--- WHAT NEEDS TO BE DONE ---
All of the listing below must be repeated word for word. Pictures are the only thing to omit.

[Extracted data entries]
○ ○ ○
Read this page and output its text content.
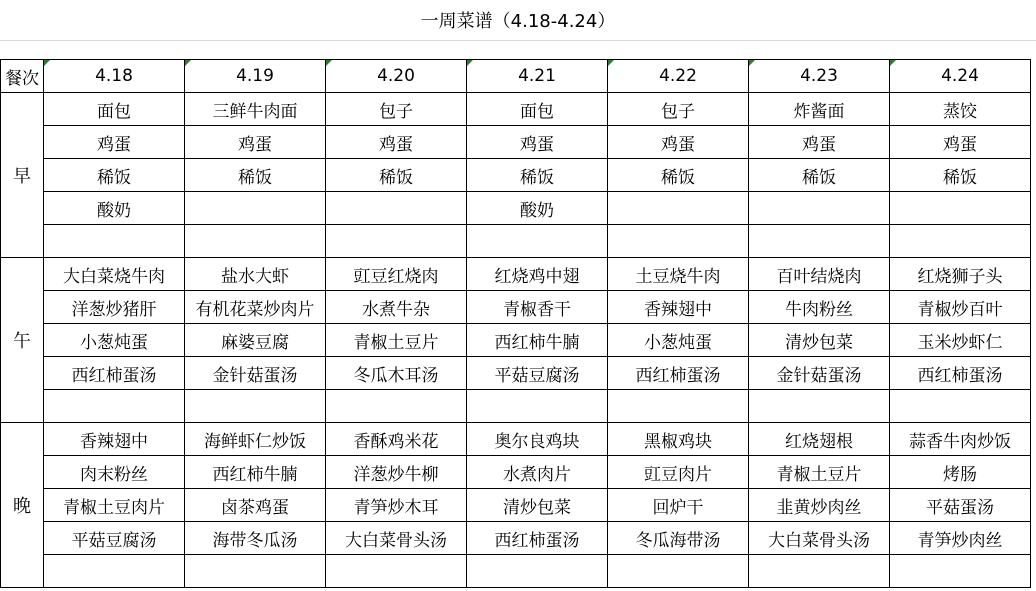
一周菜谱（4.18-4.24）
餐次	4.18	4.19	4.20	4.21	4.22	4.23	4.24
早	面包	三鲜牛肉面	包子	面包	包子	炸酱面	蒸饺
	鸡蛋	鸡蛋	鸡蛋	鸡蛋	鸡蛋	鸡蛋	鸡蛋
	稀饭	稀饭	稀饭	稀饭	稀饭	稀饭	稀饭
	酸奶			酸奶			

午	大白菜烧牛肉	盐水大虾	豇豆红烧肉	红烧鸡中翅	土豆烧牛肉	百叶结烧肉	红烧狮子头
	洋葱炒猪肝	有机花菜炒肉片	水煮牛杂	青椒香干	香辣翅中	牛肉粉丝	青椒炒百叶
	小葱炖蛋	麻婆豆腐	青椒土豆片	西红柿牛腩	小葱炖蛋	清炒包菜	玉米炒虾仁
	西红柿蛋汤	金针菇蛋汤	冬瓜木耳汤	平菇豆腐汤	西红柿蛋汤	金针菇蛋汤	西红柿蛋汤

晚	香辣翅中	海鲜虾仁炒饭	香酥鸡米花	奥尔良鸡块	黑椒鸡块	红烧翅根	蒜香牛肉炒饭
	肉末粉丝	西红柿牛腩	洋葱炒牛柳	水煮肉片	豇豆肉片	青椒土豆片	烤肠
	青椒土豆肉片	卤茶鸡蛋	青笋炒木耳	清炒包菜	回炉干	韭黄炒肉丝	平菇蛋汤
	平菇豆腐汤	海带冬瓜汤	大白菜骨头汤	西红柿蛋汤	冬瓜海带汤	大白菜骨头汤	青笋炒肉丝
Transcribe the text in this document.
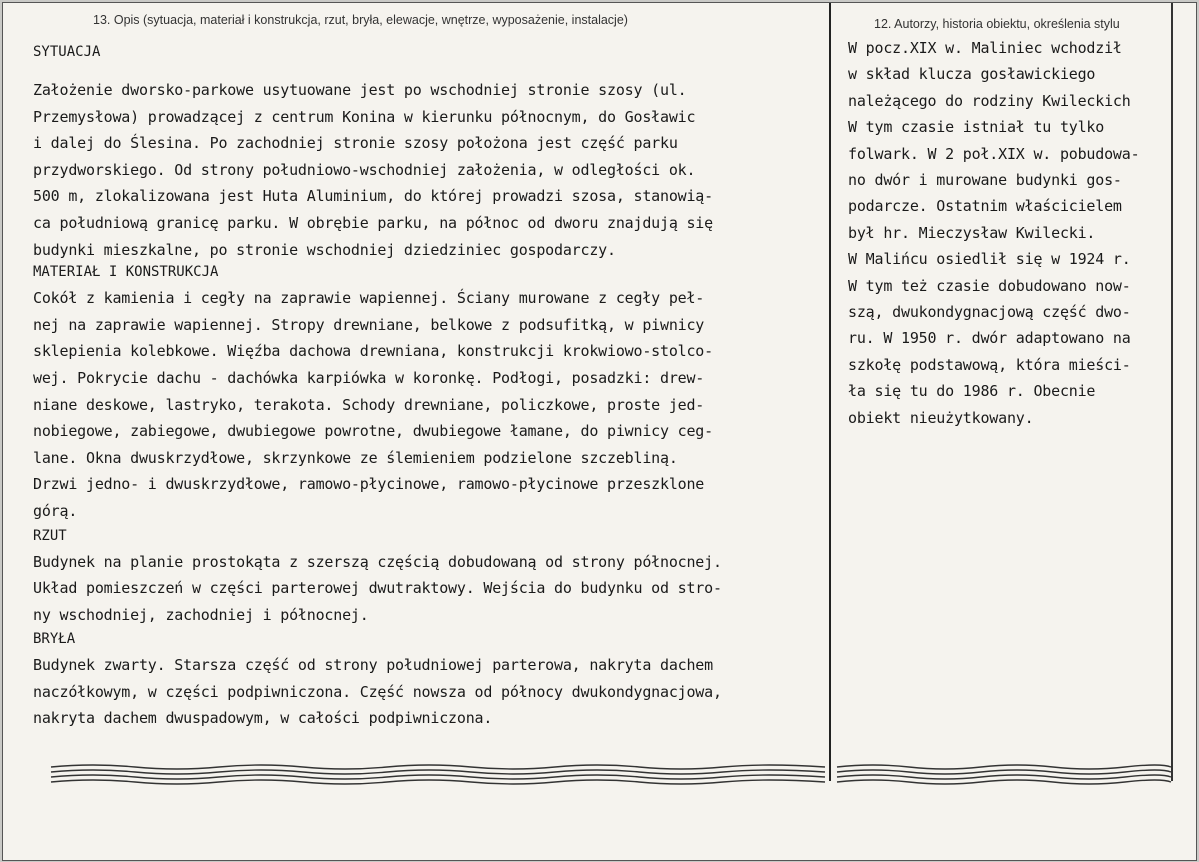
13. Opis (sytuacja, materiał i konstrukcja, rzut, bryła, elewacje, wnętrze, wyposażenie, instalacje)
SYTUACJA
Założenie dworsko-parkowe usytuowane jest po wschodniej stronie szosy (ul.
Przemysłowa) prowadzącej z centrum Konina w kierunku północnym, do Gosławic
i dalej do Ślesina. Po zachodniej stronie szosy położona jest część parku
przydworskiego. Od strony południowo-wschodniej założenia, w odległości ok.
500 m, zlokalizowana jest Huta Aluminium, do której prowadzi szosa, stanowią-
ca południową granicę parku. W obrębie parku, na północ od dworu znajdują się
budynki mieszkalne, po stronie wschodniej dziedziniec gospodarczy.
MATERIAŁ I KONSTRUKCJA
Cokół z kamienia i cegły na zaprawie wapiennej. Ściany murowane z cegły peł-
nej na zaprawie wapiennej. Stropy drewniane, belkowe z podsufitką, w piwnicy
sklepienia kolebkowe. Więźba dachowa drewniana, konstrukcji krokwiowo-stolco-
wej. Pokrycie dachu - dachówka karpiówka w koronkę. Podłogi, posadzki: drew-
niane deskowe, lastryko, terakota. Schody drewniane, policzkowe, proste jed-
nobiegowe, zabiegowe, dwubiegowe powrotne, dwubiegowe łamane, do piwnicy ceg-
lane. Okna dwuskrzydłowe, skrzynkowe ze ślemieniem podzielone szczebliną.
Drzwi jedno- i dwuskrzydłowe, ramowo-płycinowe, ramowo-płycinowe przeszklone
górą.
RZUT
Budynek na planie prostokąta z szerszą częścią dobudowaną od strony północnej.
Układ pomieszczeń w części parterowej dwutraktowy. Wejścia do budynku od stro-
ny wschodniej, zachodniej i północnej.
BRYŁA
Budynek zwarty. Starsza część od strony południowej parterowa, nakryta dachem
naczółkowym, w części podpiwniczona. Część nowsza od północy dwukondygnacjowa,
nakryta dachem dwuspadowym, w całości podpiwniczona.
12. Autorzy, historia obiektu, określenia stylu
W pocz.XIX w. Maliniec wchodził
w skład klucza gosławickiego
należącego do rodziny Kwileckich
W tym czasie istniał tu tylko
folwark. W 2 poł.XIX w. pobudowa-
no dwór i murowane budynki gos-
podarcze. Ostatnim właścicielem
był hr. Mieczysław Kwilecki.
W Malińcu osiedlił się w 1924 r.
W tym też czasie dobudowano now-
szą, dwukondygnacjową część dwo-
ru. W 1950 r. dwór adaptowano na
szkołę podstawową, która mieści-
ła się tu do 1986 r. Obecnie
obiekt nieużytkowany.
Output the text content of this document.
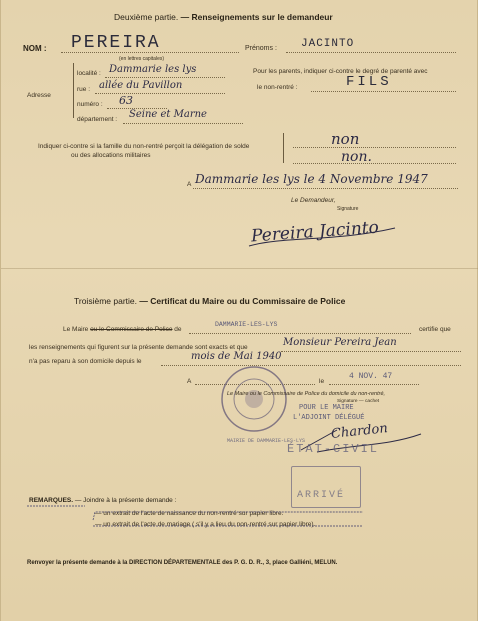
Deuxième partie. — Renseignements sur le demandeur
NOM : PEREIRA
(en lettres capitales)
Prénoms : JACINTO
Adresse
localité : Dammarie les lys
rue : allée du Pavillon
numéro : 63
département : Seine et Marne
Pour les parents, indiquer ci-contre le degré de parenté avec
le non-rentré :	FILS
Indiquer ci-contre si la famille du non-rentré perçoit la délégation de solde
ou des allocations militaires
non
non.
A Dammarie les lys le 4 Novembre 1947
Le Demandeur,
Signature
Pereira Jacinto
Troisième partie. — Certificat du Maire ou du Commissaire de Police
Le Maire ou le Commissaire de Police de
DAMMARIE-LES-LYS
certifie que
les renseignements qui figurent sur la présente demande sont exacts et que	Monsieur Pereira Jean
n'a pas reparu à son domicile depuis le	mois de Mai 1940
A	le
4 NOV. 47
MAIRIE DE DAMMARIE-LES-LYS
Le Maire ou le Commissaire de Police du domicile du non-rentré,
Signature — cachet
POUR LE MAIRE
L'ADJOINT DÉLÉGUÉ
Chardon
ÉTAT-CIVIL
ARRIVÉ
REMARQUES. — Joindre à la présente demande :
— un extrait de l'acte de naissance du non-rentré sur papier libre.
— un extrait de l'acte de mariage ( s'il y a lieu du non-rentré sur papier libre).
Renvoyer la présente demande à la DIRECTION DÉPARTEMENTALE des P. G. D. R., 3, place Galliéni, MELUN.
○ ○ ○
--- REPLY TO THE EXERCISE ---
Read this page and output its text content.
一周菜谱（4.18-4.24）
餐次	4.18	4.19	4.20	4.21	4.22	4.23	4.24
早	面包	三鲜牛肉面	包子	面包	包子	炸酱面	蒸饺
	鸡蛋	鸡蛋	鸡蛋	鸡蛋	鸡蛋	鸡蛋	鸡蛋
	稀饭	稀饭	稀饭	稀饭	稀饭	稀饭	稀饭
	酸奶			酸奶			

午	大白菜烧牛肉	盐水大虾	豇豆红烧肉	红烧鸡中翅	土豆烧牛肉	百叶结烧肉	红烧狮子头
	洋葱炒猪肝	有机花菜炒肉片	水煮牛杂	青椒香干	香辣翅中	牛肉粉丝	青椒炒百叶
	小葱炖蛋	麻婆豆腐	青椒土豆片	西红柿牛腩	小葱炖蛋	清炒包菜	玉米炒虾仁
	西红柿蛋汤	金针菇蛋汤	冬瓜木耳汤	平菇豆腐汤	西红柿蛋汤	金针菇蛋汤	西红柿蛋汤

晚	香辣翅中	海鲜虾仁炒饭	香酥鸡米花	奥尔良鸡块	黑椒鸡块	红烧翅根	蒜香牛肉炒饭
	肉末粉丝	西红柿牛腩	洋葱炒牛柳	水煮肉片	豇豆肉片	青椒土豆片	烤肠
	青椒土豆肉片	卤茶鸡蛋	青笋炒木耳	清炒包菜	回炉干	韭黄炒肉丝	平菇蛋汤
	平菇豆腐汤	海带冬瓜汤	大白菜骨头汤	西红柿蛋汤	冬瓜海带汤	大白菜骨头汤	青笋炒肉丝
Transcribe the text in this document.
13. Opis (sytuacja, materiał i konstrukcja, rzut, bryła, elewacje, wnętrze, wyposażenie, instalacje)
SYTUACJA
Założenie dworsko-parkowe usytuowane jest po wschodniej stronie szosy (ul.
Przemysłowa) prowadzącej z centrum Konina w kierunku północnym, do Gosławic
i dalej do Ślesina. Po zachodniej stronie szosy położona jest część parku
przydworskiego. Od strony południowo-wschodniej założenia, w odległości ok.
500 m, zlokalizowana jest Huta Aluminium, do której prowadzi szosa, stanowią-
ca południową granicę parku. W obrębie parku, na północ od dworu znajdują się
budynki mieszkalne, po stronie wschodniej dziedziniec gospodarczy.
MATERIAŁ I KONSTRUKCJA
Cokół z kamienia i cegły na zaprawie wapiennej. Ściany murowane z cegły peł-
nej na zaprawie wapiennej. Stropy drewniane, belkowe z podsufitką, w piwnicy
sklepienia kolebkowe. Więźba dachowa drewniana, konstrukcji krokwiowo-stolco-
wej. Pokrycie dachu - dachówka karpiówka w koronkę. Podłogi, posadzki: drew-
niane deskowe, lastryko, terakota. Schody drewniane, policzkowe, proste jed-
nobiegowe, zabiegowe, dwubiegowe powrotne, dwubiegowe łamane, do piwnicy ceg-
lane. Okna dwuskrzydłowe, skrzynkowe ze ślemieniem podzielone szczebliną.
Drzwi jedno- i dwuskrzydłowe, ramowo-płycinowe, ramowo-płycinowe przeszklone
górą.
RZUT
Budynek na planie prostokąta z szerszą częścią dobudowaną od strony północnej.
Układ pomieszczeń w części parterowej dwutraktowy. Wejścia do budynku od stro-
ny wschodniej, zachodniej i północnej.
BRYŁA
Budynek zwarty. Starsza część od strony południowej parterowa, nakryta dachem
naczółkowym, w części podpiwniczona. Część nowsza od północy dwukondygnacjowa,
nakryta dachem dwuspadowym, w całości podpiwniczona.
12. Autorzy, historia obiektu, określenia stylu
W pocz.XIX w. Maliniec wchodził
w skład klucza gosławickiego
należącego do rodziny Kwileckich
W tym czasie istniał tu tylko
folwark. W 2 poł.XIX w. pobudowa-
no dwór i murowane budynki gos-
podarcze. Ostatnim właścicielem
był hr. Mieczysław Kwilecki.
W Malińcu osiedlił się w 1924 r.
W tym też czasie dobudowano now-
szą, dwukondygnacjową część dwo-
ru. W 1950 r. dwór adaptowano na
szkołę podstawową, która mieści-
ła się tu do 1986 r. Obecnie
obiekt nieużytkowany.
Output the text content of this document.
Deuxième partie. — Renseignements sur le demandeur
NOM : PEREIRA
(en lettres capitales)
Prénoms : JACINTO
Adresse
localité : Dammarie les lys
rue : allée du Pavillon
numéro : 63
département : Seine et Marne
Pour les parents, indiquer ci-contre le degré de parenté avec
le non-rentré :	FILS
Indiquer ci-contre si la famille du non-rentré perçoit la délégation de solde
ou des allocations militaires
non
non.
A Dammarie les lys le 4 Novembre 1947
Le Demandeur,
Signature
Pereira Jacinto
Troisième partie. — Certificat du Maire ou du Commissaire de Police
Le Maire ou le Commissaire de Police de
DAMMARIE-LES-LYS
certifie que
les renseignements qui figurent sur la présente demande sont exacts et que	Monsieur Pereira Jean
n'a pas reparu à son domicile depuis le	mois de Mai 1940
A	le
4 NOV. 47
MAIRIE DE DAMMARIE-LES-LYS
Le Maire ou le Commissaire de Police du domicile du non-rentré,
Signature — cachet
POUR LE MAIRE
L'ADJOINT DÉLÉGUÉ
Chardon
ÉTAT-CIVIL
ARRIVÉ
REMARQUES. — Joindre à la présente demande :
— un extrait de l'acte de naissance du non-rentré sur papier libre.
— un extrait de l'acte de mariage ( s'il y a lieu du non-rentré sur papier libre).
Renvoyer la présente demande à la DIRECTION DÉPARTEMENTALE des P. G. D. R., 3, place Galliéni, MELUN.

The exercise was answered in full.